» Problem details: Write out only the lines from the line that holds "Give me a plain-text" to the end of the listing below, inclusive, with the pictures omitted.

[Start of Data for this exercise]

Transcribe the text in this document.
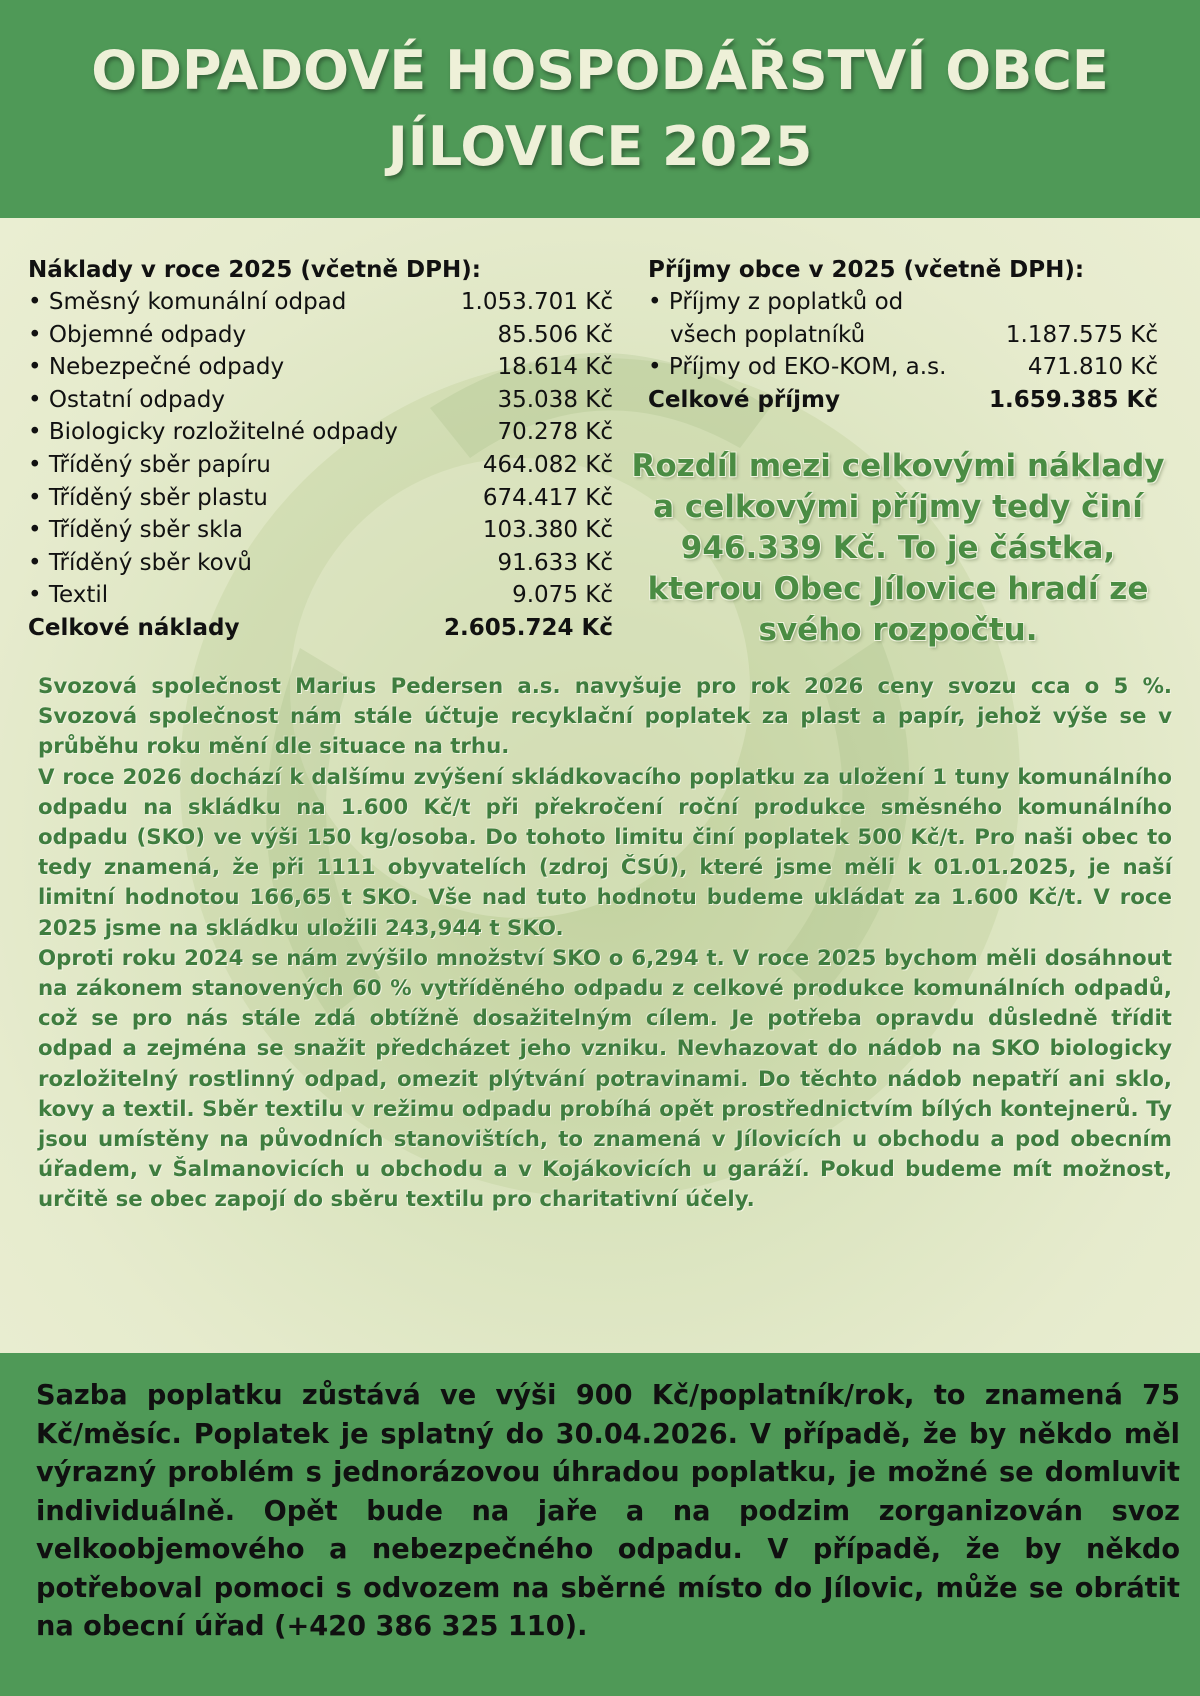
ODPADOVÉ HOSPODÁŘSTVÍ OBCE
JÍLOVICE 2025
Náklady v roce 2025 (včetně DPH):
• Směsný komunální odpad	1.053.701 Kč
• Objemné odpady	85.506 Kč
• Nebezpečné odpady	18.614 Kč
• Ostatní odpady	35.038 Kč
• Biologicky rozložitelné odpady	70.278 Kč
• Tříděný sběr papíru	464.082 Kč
• Tříděný sběr plastu	674.417 Kč
• Tříděný sběr skla	103.380 Kč
• Tříděný sběr kovů	91.633 Kč
• Textil	9.075 Kč
Celkové náklady	2.605.724 Kč
Příjmy obce v 2025 (včetně DPH):
• Příjmy z poplatků od
všech poplatníků	1.187.575 Kč
• Příjmy od EKO-KOM, a.s.	471.810 Kč
Celkové příjmy	1.659.385 Kč
Rozdíl mezi celkovými náklady
a celkovými příjmy tedy činí
946.339 Kč. To je částka,
kterou Obec Jílovice hradí ze
svého rozpočtu.

Svozová společnost Marius Pedersen a.s. navyšuje pro rok 2026 ceny svozu cca o 5 %. Svozová společnost nám stále účtuje recyklační poplatek za plast a papír, jehož výše se v průběhu roku mění dle situace na trhu.

V roce 2026 dochází k dalšímu zvýšení skládkovacího poplatku za uložení 1 tuny komunálního odpadu na skládku na 1.600 Kč/t při překročení roční produkce směsného komunálního odpadu (SKO) ve výši 150 kg/osoba. Do tohoto limitu činí poplatek 500 Kč/t. Pro naši obec to tedy znamená, že při 1111 obyvatelích (zdroj ČSÚ), které jsme měli k 01.01.2025, je naší limitní hodnotou 166,65 t SKO. Vše nad tuto hodnotu budeme ukládat za 1.600 Kč/t. V roce 2025 jsme na skládku uložili 243,944 t SKO.

Oproti roku 2024 se nám zvýšilo množství SKO o 6,294 t. V roce 2025 bychom měli dosáhnout na zákonem stanovených 60 % vytříděného odpadu z celkové produkce komunálních odpadů, což se pro nás stále zdá obtížně dosažitelným cílem. Je potřeba opravdu důsledně třídit odpad a zejména se snažit předcházet jeho vzniku. Nevhazovat do nádob na SKO biologicky rozložitelný rostlinný odpad, omezit plýtvání potravinami. Do těchto nádob nepatří ani sklo, kovy a textil. Sběr textilu v režimu odpadu probíhá opět prostřednictvím bílých kontejnerů. Ty jsou umístěny na původních stanovištích, to znamená v Jílovicích u obchodu a pod obecním úřadem, v Šalmanovicích u obchodu a v Kojákovicích u garáží. Pokud budeme mít možnost, určitě se obec zapojí do sběru textilu pro charitativní účely.

Sazba poplatku zůstává ve výši 900 Kč/poplatník/rok, to znamená 75 Kč/měsíc. Poplatek je splatný do 30.04.2026. V případě, že by někdo měl výrazný problém s jednorázovou úhradou poplatku, je možné se domluvit individuálně. Opět bude na jaře a na podzim zorganizován svoz velkoobjemového a nebezpečného odpadu. V případě, že by někdo potřeboval pomoci s odvozem na sběrné místo do Jílovic, může se obrátit na obecní úřad (+420 386 325 110).
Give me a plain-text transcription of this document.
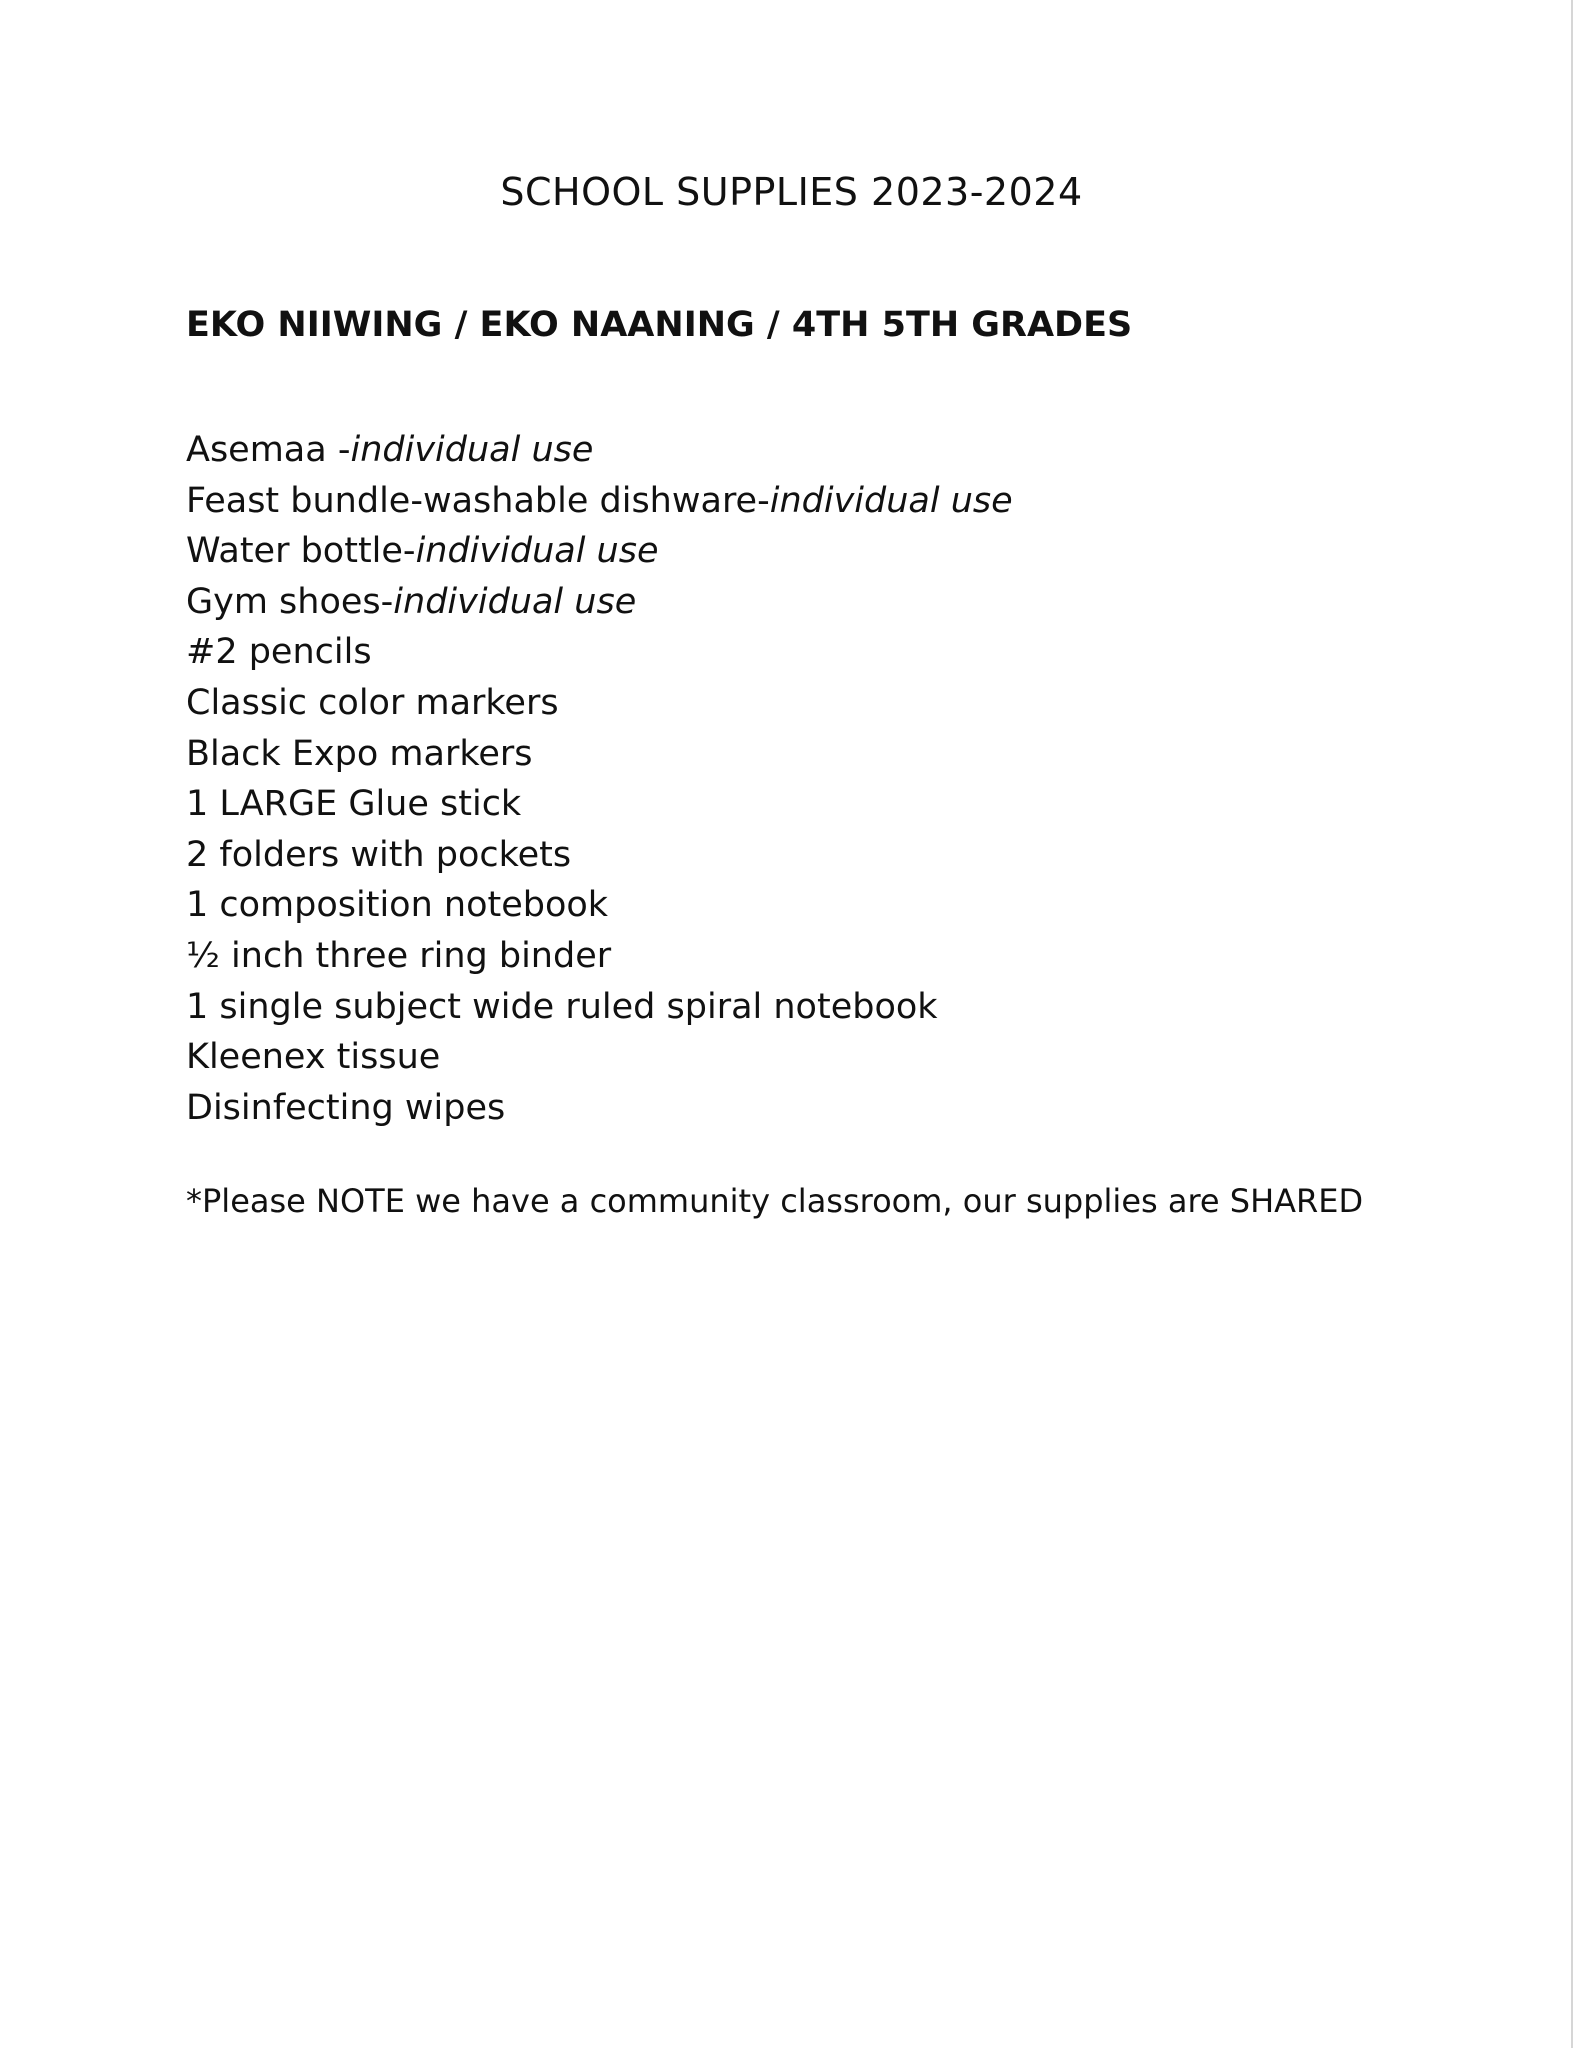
SCHOOL SUPPLIES 2023-2024
EKO NIIWING / EKO NAANING / 4TH 5TH GRADES
Asemaa -individual use
Feast bundle-washable dishware-individual use
Water bottle-individual use
Gym shoes-individual use
#2 pencils
Classic color markers
Black Expo markers
1 LARGE Glue stick
2 folders with pockets
1 composition notebook
½ inch three ring binder
1 single subject wide ruled spiral notebook
Kleenex tissue
Disinfecting wipes
*Please NOTE we have a community classroom, our supplies are SHARED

[End of Data for this exercise]

» Output of the task:
Give me a plain-text transcription of this document.
SCHOOL SUPPLIES 2023-2024
EKO NIIWING / EKO NAANING / 4TH 5TH GRADES
Asemaa -individual use
Feast bundle-washable dishware-individual use
Water bottle-individual use
Gym shoes-individual use
#2 pencils
Classic color markers
Black Expo markers
1 LARGE Glue stick
2 folders with pockets
1 composition notebook
½ inch three ring binder
1 single subject wide ruled spiral notebook
Kleenex tissue
Disinfecting wipes
*Please NOTE we have a community classroom, our supplies are SHARED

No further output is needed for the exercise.